## Challenge
Filter the lines below, copying only those with the string "title".

Start Input for this task

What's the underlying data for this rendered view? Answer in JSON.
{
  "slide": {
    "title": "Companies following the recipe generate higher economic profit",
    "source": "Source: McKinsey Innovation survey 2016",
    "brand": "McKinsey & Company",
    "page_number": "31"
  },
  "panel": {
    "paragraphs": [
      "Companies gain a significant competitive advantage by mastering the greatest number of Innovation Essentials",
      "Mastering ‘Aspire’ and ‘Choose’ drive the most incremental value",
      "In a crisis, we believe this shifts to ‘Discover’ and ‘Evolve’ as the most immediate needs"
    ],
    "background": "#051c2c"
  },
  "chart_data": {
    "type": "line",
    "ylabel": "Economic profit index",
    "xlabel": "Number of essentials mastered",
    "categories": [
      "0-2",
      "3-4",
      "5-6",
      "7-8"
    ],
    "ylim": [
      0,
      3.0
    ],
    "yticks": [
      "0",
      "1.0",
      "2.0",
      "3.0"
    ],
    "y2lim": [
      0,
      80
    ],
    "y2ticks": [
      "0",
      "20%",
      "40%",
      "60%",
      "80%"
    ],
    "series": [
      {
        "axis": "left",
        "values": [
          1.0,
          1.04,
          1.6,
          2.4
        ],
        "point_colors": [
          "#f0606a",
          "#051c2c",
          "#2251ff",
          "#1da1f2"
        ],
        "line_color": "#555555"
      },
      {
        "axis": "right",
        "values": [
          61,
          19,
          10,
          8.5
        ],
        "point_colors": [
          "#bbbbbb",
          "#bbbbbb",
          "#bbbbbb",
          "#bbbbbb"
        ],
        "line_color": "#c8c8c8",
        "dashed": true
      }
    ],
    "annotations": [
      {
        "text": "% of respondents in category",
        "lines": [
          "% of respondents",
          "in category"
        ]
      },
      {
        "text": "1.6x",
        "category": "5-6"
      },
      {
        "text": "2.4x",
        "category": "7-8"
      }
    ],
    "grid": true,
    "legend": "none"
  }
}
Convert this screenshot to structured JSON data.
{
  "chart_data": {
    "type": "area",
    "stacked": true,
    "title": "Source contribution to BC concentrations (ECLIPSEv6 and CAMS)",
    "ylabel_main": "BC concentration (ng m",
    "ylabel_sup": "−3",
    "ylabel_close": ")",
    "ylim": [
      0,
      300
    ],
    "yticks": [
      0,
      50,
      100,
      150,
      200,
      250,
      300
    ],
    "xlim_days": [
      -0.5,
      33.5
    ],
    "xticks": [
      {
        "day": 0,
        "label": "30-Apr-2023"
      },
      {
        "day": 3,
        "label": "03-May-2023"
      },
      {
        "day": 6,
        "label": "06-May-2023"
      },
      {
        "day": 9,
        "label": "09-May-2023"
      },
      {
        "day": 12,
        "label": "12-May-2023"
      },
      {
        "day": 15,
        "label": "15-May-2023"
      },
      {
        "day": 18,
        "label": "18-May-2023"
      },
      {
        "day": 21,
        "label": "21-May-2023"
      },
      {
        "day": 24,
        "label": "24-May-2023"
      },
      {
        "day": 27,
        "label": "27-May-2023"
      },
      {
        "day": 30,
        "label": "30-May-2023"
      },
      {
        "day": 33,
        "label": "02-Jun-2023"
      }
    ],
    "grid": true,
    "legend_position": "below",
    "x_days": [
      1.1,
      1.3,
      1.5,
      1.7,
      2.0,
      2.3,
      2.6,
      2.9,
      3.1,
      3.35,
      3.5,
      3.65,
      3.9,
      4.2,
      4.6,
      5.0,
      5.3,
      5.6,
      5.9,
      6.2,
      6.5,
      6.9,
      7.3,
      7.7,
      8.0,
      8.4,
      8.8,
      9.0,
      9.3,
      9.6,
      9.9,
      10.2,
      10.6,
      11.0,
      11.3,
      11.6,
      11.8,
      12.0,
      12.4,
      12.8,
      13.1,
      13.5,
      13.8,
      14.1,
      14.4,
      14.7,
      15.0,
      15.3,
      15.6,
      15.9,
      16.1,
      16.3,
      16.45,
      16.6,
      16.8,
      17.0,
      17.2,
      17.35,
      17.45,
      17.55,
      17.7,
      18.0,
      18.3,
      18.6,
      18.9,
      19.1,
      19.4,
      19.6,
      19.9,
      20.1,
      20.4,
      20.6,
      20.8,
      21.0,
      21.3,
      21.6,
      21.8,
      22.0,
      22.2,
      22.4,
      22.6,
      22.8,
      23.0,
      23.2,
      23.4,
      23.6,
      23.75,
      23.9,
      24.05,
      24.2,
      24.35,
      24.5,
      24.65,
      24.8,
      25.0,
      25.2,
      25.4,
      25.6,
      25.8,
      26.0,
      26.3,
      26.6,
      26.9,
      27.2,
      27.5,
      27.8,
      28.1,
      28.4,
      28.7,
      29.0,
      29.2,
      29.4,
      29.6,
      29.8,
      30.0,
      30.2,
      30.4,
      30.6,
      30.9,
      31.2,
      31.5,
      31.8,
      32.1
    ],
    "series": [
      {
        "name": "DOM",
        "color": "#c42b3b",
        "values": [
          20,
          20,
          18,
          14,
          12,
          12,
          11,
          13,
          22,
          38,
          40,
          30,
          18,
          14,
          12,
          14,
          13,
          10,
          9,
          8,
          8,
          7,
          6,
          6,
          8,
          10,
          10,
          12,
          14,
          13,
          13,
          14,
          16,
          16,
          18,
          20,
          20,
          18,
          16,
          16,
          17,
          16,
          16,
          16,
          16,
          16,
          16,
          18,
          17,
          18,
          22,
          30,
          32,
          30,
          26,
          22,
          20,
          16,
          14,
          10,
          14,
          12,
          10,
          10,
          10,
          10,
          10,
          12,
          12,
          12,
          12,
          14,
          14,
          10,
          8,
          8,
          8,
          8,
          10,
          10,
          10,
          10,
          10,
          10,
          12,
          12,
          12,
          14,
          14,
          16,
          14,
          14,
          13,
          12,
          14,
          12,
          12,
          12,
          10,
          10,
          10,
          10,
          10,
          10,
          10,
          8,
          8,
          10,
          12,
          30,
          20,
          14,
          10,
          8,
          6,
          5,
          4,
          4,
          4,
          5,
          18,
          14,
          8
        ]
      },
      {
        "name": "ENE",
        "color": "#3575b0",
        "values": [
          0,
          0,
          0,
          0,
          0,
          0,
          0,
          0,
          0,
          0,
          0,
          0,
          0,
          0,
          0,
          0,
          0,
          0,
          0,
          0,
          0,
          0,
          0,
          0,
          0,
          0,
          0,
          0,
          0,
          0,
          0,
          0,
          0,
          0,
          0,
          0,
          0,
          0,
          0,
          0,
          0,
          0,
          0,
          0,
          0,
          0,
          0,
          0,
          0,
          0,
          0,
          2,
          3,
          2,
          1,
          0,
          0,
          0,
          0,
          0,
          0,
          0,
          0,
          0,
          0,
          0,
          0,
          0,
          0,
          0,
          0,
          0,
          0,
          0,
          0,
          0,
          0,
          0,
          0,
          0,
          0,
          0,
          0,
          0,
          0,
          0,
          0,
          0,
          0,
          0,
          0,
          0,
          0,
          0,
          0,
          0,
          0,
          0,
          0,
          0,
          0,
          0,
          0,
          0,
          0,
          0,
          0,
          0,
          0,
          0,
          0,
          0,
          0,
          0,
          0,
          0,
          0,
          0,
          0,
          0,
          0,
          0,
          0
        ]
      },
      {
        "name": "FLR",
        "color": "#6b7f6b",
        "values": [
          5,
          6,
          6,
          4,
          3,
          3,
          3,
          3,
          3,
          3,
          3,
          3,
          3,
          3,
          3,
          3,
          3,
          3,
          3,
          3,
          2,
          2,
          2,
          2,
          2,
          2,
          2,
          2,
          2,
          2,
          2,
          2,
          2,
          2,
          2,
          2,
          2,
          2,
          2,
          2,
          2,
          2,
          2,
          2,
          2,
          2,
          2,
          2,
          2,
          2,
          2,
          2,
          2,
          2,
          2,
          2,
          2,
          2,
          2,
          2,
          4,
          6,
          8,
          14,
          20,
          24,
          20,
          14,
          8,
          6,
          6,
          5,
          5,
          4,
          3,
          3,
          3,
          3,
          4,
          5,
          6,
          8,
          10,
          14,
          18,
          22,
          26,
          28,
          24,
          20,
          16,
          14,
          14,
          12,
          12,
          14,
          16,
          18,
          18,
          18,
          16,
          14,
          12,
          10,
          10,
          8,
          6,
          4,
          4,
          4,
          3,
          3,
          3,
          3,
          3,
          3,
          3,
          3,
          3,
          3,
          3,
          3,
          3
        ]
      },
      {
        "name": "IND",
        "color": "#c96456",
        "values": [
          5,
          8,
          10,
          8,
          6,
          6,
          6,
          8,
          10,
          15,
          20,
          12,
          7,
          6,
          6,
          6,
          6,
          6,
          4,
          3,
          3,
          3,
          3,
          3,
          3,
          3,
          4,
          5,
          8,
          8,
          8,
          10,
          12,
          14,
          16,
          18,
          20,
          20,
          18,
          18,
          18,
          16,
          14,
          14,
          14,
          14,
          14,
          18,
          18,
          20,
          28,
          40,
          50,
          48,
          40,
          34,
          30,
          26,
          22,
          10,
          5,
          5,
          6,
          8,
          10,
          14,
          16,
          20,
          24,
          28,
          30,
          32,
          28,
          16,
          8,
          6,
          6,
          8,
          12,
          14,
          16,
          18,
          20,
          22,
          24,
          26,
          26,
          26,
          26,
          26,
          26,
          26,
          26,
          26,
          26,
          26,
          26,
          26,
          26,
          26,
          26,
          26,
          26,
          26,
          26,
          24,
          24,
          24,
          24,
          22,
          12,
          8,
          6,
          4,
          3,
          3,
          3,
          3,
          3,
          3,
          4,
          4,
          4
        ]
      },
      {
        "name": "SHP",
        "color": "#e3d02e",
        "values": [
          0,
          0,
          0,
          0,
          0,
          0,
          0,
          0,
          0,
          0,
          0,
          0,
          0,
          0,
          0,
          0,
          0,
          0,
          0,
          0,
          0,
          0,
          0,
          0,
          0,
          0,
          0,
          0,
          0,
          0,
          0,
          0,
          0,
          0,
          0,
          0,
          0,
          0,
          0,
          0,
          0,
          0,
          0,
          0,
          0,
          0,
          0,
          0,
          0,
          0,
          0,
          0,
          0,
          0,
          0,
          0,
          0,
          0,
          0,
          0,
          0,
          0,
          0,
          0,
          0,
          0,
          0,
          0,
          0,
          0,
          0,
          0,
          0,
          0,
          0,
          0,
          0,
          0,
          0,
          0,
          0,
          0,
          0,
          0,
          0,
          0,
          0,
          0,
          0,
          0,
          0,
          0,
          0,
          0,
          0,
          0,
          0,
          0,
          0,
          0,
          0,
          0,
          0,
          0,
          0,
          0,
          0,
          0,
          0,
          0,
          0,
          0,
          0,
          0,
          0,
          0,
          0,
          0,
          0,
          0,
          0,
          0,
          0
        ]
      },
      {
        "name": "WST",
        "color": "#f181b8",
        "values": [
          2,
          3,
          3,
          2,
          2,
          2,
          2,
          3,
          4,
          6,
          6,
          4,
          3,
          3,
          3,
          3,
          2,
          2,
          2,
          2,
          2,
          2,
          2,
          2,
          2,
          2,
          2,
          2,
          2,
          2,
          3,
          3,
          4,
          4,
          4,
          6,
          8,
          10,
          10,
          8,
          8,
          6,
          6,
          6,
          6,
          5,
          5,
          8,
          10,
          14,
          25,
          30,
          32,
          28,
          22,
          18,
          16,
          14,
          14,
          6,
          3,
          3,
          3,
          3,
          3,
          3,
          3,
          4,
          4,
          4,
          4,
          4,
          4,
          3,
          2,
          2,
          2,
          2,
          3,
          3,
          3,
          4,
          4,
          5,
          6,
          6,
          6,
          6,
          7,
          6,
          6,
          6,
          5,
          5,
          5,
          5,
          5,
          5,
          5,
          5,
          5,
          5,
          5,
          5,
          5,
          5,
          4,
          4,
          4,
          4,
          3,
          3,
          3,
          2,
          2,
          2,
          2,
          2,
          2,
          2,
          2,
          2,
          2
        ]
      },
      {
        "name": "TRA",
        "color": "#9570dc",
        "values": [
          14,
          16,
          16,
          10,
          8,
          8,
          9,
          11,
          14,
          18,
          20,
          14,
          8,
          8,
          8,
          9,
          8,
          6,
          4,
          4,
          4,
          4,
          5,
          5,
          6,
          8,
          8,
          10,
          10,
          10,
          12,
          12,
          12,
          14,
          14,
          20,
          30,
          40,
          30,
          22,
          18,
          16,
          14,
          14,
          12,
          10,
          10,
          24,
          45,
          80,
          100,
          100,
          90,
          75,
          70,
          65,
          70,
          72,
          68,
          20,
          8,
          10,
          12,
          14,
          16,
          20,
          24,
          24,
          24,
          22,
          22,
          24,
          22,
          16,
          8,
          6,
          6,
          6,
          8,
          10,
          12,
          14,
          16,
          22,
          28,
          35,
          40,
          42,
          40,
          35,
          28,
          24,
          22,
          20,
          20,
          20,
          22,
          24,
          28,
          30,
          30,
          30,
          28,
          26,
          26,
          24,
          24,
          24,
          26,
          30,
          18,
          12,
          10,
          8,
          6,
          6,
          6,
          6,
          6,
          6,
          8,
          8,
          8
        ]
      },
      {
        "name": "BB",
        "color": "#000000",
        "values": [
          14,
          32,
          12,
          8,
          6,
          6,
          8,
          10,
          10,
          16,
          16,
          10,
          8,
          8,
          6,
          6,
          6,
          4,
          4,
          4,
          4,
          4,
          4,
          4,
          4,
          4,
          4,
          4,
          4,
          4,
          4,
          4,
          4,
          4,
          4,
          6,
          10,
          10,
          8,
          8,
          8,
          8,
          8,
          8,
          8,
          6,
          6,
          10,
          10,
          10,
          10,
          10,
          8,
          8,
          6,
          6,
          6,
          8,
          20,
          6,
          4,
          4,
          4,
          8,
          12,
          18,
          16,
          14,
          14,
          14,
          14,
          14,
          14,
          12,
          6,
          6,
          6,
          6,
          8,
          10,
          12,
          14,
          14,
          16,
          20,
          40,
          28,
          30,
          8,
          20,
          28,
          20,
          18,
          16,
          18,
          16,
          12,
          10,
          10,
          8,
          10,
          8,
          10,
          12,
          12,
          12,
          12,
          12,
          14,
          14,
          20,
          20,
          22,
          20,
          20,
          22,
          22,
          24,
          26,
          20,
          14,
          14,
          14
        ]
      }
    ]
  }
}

End Input for this task

## Final result
    "title": "Companies following the recipe generate higher economic profit",
    "title": "Source contribution to BC concentrations (ECLIPSEv6 and CAMS)",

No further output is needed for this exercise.